Box coordinate lists
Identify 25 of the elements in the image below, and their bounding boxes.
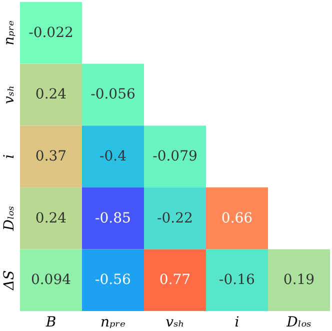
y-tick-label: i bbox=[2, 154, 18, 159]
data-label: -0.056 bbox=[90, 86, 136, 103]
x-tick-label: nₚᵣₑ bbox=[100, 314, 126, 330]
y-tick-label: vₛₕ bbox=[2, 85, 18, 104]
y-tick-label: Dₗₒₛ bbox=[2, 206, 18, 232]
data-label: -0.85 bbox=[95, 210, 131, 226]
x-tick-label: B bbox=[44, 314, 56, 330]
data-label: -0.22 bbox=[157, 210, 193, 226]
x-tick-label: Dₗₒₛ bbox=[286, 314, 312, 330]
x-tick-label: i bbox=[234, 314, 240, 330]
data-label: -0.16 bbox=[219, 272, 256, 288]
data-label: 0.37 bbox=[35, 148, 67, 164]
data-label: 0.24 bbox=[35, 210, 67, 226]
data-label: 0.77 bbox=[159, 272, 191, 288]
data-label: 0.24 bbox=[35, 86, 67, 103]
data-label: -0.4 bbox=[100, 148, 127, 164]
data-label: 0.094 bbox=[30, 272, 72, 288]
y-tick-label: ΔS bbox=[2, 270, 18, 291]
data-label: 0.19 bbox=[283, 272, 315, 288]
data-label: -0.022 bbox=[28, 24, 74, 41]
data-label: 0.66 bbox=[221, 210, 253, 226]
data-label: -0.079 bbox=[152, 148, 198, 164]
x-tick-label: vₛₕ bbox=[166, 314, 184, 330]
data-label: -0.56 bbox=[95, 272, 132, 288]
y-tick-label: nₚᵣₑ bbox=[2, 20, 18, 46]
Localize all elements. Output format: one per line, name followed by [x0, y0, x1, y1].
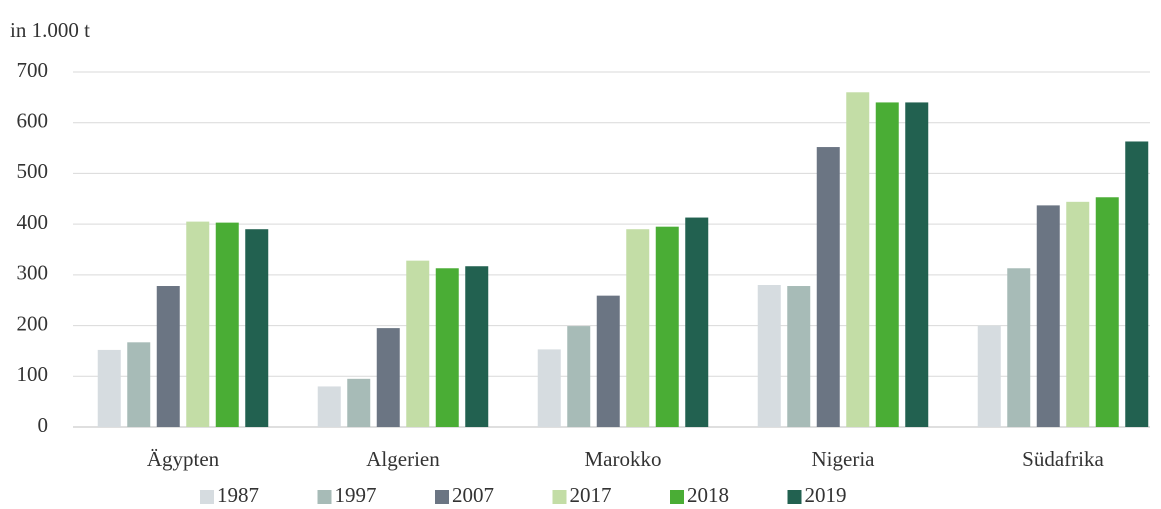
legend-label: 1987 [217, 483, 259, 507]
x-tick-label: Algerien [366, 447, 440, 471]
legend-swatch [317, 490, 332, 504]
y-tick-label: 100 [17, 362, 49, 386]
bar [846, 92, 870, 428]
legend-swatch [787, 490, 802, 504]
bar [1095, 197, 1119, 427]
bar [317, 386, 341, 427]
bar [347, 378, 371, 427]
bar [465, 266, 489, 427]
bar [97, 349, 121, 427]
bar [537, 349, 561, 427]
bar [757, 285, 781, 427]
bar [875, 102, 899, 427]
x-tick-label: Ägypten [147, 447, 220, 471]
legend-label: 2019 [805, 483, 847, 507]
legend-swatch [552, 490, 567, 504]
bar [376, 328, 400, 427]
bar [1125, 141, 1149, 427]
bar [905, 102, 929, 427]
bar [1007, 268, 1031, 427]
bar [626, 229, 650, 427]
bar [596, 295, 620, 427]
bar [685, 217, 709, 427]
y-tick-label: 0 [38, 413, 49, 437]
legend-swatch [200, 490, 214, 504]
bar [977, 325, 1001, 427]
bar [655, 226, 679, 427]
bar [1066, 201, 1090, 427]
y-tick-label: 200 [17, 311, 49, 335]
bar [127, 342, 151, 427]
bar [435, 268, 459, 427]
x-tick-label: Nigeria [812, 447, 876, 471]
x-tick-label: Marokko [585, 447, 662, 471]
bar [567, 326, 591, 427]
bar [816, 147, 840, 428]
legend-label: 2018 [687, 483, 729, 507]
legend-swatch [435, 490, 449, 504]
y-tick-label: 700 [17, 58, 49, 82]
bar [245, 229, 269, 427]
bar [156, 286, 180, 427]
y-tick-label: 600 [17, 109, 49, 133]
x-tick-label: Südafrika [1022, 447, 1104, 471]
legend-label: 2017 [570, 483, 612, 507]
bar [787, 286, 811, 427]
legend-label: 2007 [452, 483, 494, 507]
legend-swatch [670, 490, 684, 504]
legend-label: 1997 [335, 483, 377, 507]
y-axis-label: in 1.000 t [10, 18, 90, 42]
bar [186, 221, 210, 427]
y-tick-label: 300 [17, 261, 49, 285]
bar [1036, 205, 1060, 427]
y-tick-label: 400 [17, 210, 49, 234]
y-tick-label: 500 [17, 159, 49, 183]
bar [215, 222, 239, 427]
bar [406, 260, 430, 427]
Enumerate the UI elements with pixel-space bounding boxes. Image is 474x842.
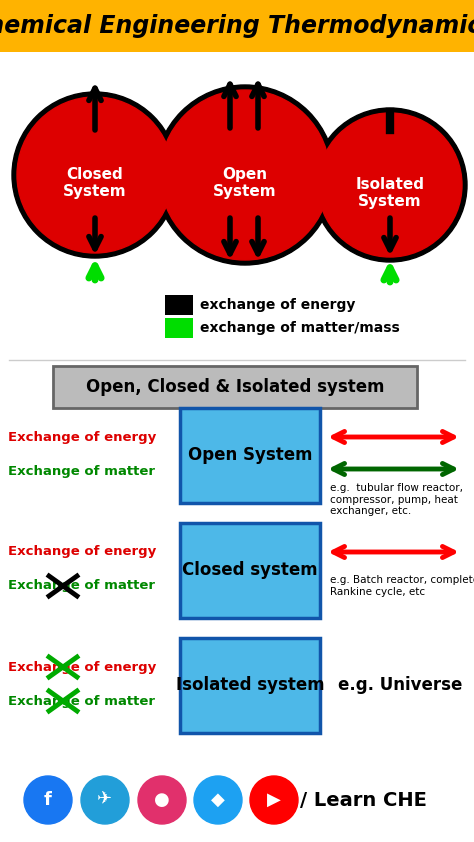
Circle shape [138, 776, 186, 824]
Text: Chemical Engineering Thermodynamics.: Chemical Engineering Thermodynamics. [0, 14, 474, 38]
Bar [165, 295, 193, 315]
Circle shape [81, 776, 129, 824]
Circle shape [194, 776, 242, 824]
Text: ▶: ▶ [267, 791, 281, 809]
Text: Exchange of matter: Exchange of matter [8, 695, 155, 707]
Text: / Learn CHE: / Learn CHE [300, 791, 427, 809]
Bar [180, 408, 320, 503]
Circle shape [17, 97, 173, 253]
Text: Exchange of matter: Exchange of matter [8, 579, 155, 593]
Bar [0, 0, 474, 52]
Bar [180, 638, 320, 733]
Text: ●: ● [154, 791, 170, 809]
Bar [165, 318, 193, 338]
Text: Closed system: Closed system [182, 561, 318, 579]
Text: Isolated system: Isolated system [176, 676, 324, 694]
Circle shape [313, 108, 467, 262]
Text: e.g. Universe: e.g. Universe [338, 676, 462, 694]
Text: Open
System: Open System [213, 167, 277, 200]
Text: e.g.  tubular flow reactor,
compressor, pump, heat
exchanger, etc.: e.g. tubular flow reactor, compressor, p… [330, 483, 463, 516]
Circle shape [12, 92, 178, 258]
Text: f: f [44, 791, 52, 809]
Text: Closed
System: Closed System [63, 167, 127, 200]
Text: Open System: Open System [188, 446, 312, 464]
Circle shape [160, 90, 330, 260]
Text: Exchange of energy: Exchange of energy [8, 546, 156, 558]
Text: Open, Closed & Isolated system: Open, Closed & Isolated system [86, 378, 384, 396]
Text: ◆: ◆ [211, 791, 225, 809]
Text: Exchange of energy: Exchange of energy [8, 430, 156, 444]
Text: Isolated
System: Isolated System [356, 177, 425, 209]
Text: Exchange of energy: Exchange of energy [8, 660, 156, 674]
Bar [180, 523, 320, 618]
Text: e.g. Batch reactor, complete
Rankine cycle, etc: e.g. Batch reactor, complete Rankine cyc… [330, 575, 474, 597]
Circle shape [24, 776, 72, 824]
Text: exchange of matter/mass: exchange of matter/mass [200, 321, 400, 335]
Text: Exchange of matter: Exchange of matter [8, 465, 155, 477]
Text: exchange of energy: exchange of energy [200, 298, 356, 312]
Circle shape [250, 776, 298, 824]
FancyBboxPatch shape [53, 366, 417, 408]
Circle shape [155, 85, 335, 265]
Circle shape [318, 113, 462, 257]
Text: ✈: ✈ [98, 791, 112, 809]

==

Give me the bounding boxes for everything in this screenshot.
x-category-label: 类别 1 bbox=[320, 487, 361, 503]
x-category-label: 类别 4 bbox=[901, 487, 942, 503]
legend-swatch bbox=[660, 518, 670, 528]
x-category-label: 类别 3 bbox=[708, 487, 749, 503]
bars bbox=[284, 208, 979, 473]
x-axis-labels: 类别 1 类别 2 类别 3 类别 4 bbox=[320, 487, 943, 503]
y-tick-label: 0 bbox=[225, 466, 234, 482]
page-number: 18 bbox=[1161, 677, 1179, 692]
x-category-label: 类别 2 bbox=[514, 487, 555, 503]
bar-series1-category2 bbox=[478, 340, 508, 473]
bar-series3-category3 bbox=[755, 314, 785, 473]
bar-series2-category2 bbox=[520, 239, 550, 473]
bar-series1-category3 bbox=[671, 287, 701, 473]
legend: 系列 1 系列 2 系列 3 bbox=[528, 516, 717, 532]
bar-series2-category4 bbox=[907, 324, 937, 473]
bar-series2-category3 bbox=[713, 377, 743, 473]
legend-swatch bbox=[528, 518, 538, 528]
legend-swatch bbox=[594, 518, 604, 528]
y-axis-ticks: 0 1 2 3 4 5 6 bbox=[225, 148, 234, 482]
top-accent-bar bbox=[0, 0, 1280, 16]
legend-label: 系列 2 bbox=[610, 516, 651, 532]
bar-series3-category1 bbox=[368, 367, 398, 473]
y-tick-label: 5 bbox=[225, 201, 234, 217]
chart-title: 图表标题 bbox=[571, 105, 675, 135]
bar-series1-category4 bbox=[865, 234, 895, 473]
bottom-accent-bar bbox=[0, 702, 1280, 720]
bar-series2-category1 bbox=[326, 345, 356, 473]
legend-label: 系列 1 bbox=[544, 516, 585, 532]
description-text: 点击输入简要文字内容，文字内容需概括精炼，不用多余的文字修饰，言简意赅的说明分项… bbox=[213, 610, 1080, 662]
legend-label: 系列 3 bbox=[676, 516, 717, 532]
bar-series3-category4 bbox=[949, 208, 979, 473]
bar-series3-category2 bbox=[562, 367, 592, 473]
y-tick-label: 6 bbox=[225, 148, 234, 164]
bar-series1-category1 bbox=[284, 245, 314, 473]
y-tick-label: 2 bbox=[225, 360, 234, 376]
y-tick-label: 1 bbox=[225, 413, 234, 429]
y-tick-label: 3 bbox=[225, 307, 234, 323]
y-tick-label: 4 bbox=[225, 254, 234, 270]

AIM OF THE EXERCISE: Reproduce verbatim the lines above that start with the one containing "Give me the" and end with the one containing "y-tick-label: 6 bbox=[225, 148, 234, 164]", including both of those lines and nothing else.

COMPLETED EXERCISE:
Give me the bounding boxes for everything in this screenshot.
x-category-label: 类别 1 bbox=[320, 487, 361, 503]
x-category-label: 类别 4 bbox=[901, 487, 942, 503]
legend-swatch bbox=[660, 518, 670, 528]
x-category-label: 类别 3 bbox=[708, 487, 749, 503]
bars bbox=[284, 208, 979, 473]
x-axis-labels: 类别 1 类别 2 类别 3 类别 4 bbox=[320, 487, 943, 503]
y-tick-label: 0 bbox=[225, 466, 234, 482]
page-number: 18 bbox=[1161, 677, 1179, 692]
x-category-label: 类别 2 bbox=[514, 487, 555, 503]
bar-series1-category2 bbox=[478, 340, 508, 473]
bar-series3-category3 bbox=[755, 314, 785, 473]
bar-series2-category2 bbox=[520, 239, 550, 473]
bar-series1-category3 bbox=[671, 287, 701, 473]
legend: 系列 1 系列 2 系列 3 bbox=[528, 516, 717, 532]
bar-series2-category4 bbox=[907, 324, 937, 473]
bar-series2-category3 bbox=[713, 377, 743, 473]
legend-swatch bbox=[528, 518, 538, 528]
legend-swatch bbox=[594, 518, 604, 528]
y-axis-ticks: 0 1 2 3 4 5 6 bbox=[225, 148, 234, 482]
top-accent-bar bbox=[0, 0, 1280, 16]
legend-label: 系列 2 bbox=[610, 516, 651, 532]
bar-series3-category1 bbox=[368, 367, 398, 473]
y-tick-label: 5 bbox=[225, 201, 234, 217]
chart-title: 图表标题 bbox=[571, 105, 675, 135]
bar-series1-category4 bbox=[865, 234, 895, 473]
bottom-accent-bar bbox=[0, 702, 1280, 720]
bar-series2-category1 bbox=[326, 345, 356, 473]
legend-label: 系列 1 bbox=[544, 516, 585, 532]
description-text: 点击输入简要文字内容，文字内容需概括精炼，不用多余的文字修饰，言简意赅的说明分项… bbox=[213, 610, 1080, 662]
legend-label: 系列 3 bbox=[676, 516, 717, 532]
bar-series3-category4 bbox=[949, 208, 979, 473]
bar-series3-category2 bbox=[562, 367, 592, 473]
y-tick-label: 6 bbox=[225, 148, 234, 164]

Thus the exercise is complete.